Exercise goal
Pull out every line with the word "screenshot" from the entries below.

[Data entries for graphics]
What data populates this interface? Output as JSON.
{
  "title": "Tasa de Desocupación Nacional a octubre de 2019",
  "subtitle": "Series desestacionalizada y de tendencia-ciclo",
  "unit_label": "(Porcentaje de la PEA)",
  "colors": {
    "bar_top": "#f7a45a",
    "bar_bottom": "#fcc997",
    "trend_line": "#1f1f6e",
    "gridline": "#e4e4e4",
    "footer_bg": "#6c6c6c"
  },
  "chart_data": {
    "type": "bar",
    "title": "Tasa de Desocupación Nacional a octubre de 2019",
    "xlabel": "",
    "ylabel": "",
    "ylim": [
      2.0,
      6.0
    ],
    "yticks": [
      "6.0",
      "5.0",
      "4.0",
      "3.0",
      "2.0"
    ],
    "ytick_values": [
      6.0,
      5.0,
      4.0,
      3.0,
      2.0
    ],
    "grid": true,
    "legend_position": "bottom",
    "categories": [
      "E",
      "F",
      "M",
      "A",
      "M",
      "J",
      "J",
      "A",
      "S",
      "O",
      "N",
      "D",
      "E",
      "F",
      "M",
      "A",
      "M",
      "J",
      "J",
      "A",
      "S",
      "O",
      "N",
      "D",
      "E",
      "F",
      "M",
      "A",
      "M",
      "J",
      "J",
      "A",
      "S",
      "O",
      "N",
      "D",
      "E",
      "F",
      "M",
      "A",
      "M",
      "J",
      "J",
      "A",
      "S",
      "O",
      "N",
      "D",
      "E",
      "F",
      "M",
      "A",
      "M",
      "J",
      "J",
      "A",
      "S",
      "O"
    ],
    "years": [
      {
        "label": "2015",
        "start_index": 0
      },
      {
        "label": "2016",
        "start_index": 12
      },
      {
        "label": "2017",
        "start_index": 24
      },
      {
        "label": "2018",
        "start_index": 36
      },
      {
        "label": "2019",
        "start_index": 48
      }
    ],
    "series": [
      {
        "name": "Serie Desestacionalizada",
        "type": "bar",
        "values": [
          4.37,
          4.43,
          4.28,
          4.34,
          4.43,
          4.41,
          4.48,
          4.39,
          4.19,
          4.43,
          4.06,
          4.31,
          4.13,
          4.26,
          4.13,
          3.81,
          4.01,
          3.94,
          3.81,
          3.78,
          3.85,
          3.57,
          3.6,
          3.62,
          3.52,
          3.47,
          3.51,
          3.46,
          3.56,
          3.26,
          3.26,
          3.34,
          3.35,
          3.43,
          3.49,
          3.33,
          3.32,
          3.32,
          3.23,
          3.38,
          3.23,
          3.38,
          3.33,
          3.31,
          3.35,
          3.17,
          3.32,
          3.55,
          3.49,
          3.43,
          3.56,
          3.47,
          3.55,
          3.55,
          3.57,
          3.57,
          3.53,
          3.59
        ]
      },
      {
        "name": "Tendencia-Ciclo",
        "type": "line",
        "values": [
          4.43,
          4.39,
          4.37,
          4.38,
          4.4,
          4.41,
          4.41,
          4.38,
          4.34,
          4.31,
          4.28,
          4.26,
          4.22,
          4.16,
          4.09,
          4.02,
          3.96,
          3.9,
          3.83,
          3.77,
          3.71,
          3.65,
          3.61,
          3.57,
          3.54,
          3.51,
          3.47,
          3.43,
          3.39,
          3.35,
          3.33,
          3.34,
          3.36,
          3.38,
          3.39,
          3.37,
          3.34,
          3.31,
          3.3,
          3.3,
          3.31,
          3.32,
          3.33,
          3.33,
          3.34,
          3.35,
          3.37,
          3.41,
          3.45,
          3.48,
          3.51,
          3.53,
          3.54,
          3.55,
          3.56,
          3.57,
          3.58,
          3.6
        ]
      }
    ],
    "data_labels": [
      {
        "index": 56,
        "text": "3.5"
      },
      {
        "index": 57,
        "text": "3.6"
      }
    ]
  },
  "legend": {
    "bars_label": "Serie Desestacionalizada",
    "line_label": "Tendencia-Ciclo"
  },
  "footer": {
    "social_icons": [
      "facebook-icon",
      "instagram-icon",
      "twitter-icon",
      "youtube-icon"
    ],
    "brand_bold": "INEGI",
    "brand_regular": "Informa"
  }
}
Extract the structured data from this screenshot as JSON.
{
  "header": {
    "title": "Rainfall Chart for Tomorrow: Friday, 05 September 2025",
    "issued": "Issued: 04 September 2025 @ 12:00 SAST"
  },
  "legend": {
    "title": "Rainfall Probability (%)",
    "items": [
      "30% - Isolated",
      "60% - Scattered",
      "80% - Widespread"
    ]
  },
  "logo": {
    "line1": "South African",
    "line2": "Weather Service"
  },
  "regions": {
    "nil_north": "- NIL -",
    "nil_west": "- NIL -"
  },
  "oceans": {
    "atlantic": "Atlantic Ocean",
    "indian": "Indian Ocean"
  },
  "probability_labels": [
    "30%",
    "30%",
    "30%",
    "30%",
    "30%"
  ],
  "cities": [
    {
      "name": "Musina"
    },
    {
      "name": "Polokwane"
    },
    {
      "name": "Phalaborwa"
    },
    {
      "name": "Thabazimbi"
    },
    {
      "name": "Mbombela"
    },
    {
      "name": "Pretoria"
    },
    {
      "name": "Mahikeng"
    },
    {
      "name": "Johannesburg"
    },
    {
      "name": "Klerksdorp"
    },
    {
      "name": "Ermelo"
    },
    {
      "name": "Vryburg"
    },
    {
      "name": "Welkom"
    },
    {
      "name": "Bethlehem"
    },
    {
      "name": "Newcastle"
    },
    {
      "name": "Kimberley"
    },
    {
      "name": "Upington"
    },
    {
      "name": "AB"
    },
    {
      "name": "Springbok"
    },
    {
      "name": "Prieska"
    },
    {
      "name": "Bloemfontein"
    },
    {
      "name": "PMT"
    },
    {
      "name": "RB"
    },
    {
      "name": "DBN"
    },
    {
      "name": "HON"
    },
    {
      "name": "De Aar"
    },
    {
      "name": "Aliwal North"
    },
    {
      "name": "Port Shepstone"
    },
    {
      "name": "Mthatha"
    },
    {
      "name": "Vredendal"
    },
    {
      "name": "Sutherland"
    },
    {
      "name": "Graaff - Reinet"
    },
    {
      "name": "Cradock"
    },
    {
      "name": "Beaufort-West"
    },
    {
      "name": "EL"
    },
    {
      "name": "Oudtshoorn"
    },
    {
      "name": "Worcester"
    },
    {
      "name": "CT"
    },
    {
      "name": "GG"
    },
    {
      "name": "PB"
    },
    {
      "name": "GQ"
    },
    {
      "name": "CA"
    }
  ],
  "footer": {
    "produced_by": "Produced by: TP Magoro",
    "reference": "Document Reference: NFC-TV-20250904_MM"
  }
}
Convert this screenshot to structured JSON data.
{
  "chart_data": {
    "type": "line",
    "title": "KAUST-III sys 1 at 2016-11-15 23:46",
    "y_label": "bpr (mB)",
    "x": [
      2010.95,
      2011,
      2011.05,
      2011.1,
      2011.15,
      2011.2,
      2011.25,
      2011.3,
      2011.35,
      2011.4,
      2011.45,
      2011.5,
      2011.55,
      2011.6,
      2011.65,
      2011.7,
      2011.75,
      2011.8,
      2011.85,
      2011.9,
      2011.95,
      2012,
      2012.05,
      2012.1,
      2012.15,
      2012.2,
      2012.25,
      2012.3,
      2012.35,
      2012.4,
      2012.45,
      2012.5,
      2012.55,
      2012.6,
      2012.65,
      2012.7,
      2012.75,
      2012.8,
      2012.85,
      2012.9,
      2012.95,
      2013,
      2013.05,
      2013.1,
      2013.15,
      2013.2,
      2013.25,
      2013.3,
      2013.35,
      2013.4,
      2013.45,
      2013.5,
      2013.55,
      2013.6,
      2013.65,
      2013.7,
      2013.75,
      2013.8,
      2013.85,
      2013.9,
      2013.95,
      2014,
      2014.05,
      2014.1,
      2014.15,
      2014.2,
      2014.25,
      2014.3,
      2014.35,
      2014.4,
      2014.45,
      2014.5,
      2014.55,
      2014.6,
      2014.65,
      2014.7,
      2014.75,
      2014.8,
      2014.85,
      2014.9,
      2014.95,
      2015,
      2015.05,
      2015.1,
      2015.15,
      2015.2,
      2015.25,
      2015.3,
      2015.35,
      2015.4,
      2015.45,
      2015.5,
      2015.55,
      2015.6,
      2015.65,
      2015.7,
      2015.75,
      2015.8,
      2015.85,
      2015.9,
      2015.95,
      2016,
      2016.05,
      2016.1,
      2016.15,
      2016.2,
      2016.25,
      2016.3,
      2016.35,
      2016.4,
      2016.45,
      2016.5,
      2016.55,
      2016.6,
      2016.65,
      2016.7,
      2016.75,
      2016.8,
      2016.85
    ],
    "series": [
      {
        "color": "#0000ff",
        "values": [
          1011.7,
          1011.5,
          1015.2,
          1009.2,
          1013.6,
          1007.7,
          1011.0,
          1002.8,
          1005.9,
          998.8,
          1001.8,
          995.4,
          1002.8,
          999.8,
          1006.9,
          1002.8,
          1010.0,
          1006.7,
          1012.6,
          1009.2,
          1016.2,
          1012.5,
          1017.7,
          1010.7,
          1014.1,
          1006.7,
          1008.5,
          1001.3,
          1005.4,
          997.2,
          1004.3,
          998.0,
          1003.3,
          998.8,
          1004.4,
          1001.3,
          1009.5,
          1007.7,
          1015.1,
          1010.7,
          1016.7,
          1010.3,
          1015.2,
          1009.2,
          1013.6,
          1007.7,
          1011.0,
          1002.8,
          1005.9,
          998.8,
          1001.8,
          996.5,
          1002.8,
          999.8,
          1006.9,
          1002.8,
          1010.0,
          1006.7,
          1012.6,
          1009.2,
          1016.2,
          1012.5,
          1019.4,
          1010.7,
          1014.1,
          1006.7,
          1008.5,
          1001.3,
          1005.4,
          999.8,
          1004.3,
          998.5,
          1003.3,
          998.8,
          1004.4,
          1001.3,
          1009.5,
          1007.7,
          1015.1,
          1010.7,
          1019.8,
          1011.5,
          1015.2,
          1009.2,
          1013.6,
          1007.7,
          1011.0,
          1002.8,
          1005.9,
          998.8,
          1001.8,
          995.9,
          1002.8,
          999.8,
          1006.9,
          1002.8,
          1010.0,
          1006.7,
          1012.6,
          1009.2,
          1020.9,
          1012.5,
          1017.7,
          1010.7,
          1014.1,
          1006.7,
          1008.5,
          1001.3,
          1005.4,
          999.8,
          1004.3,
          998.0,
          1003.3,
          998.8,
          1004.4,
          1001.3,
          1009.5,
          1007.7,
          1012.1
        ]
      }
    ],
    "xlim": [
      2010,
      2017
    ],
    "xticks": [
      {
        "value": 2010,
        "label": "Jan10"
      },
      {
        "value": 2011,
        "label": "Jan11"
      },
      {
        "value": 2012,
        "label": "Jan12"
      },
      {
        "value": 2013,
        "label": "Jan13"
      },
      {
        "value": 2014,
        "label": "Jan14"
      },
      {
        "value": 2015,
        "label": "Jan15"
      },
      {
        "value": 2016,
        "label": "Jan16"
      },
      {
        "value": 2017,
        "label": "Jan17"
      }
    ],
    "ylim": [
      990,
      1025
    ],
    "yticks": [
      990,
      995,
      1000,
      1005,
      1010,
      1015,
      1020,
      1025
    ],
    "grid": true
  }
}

Solved exercise
Extract the structured data from this screenshot as JSON.
Convert this screenshot to structured JSON data.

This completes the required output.